[BEGIN]

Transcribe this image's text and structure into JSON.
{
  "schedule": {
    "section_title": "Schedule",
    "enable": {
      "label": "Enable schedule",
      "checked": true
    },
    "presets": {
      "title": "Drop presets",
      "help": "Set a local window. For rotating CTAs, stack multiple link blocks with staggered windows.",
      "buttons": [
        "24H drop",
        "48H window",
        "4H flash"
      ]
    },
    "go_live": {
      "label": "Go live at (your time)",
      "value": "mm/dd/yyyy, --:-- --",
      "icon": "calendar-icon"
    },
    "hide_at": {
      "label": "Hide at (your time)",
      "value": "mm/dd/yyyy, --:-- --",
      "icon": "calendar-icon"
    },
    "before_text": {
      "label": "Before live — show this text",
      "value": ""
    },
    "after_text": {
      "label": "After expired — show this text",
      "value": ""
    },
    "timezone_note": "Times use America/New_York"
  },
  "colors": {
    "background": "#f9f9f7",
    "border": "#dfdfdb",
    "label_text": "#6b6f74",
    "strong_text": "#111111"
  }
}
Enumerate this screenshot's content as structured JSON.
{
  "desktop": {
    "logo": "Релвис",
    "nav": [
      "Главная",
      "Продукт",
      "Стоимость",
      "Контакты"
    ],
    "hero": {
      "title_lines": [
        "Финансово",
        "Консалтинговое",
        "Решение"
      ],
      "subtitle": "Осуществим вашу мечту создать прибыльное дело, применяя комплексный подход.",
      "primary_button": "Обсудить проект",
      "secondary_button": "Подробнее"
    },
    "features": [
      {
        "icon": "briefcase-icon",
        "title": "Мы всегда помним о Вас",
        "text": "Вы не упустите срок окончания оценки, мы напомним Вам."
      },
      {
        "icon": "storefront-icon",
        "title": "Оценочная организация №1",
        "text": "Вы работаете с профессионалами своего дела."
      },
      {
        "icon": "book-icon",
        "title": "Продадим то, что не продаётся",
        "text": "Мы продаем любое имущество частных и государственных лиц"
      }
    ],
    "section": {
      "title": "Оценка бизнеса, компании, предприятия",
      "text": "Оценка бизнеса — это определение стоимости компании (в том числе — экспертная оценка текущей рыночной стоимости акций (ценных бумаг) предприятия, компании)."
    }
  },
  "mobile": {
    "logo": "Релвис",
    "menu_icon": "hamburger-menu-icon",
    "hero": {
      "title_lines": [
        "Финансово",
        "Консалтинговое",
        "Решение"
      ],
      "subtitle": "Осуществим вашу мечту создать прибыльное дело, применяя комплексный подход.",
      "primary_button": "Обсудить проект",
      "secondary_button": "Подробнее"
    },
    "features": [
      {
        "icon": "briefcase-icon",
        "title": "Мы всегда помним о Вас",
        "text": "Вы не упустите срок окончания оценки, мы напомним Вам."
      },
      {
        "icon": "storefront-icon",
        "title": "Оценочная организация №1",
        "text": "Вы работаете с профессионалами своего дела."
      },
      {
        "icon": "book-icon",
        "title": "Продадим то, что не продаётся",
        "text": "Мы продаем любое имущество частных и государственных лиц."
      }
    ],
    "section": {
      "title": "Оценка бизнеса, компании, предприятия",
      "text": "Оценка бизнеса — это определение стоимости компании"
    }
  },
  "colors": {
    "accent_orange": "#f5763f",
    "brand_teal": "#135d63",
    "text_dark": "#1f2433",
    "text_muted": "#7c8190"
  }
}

[END]

Task description
Looking at the material above, count the lines containing the string "определение" and reply with the count alone.

Exercise solution
2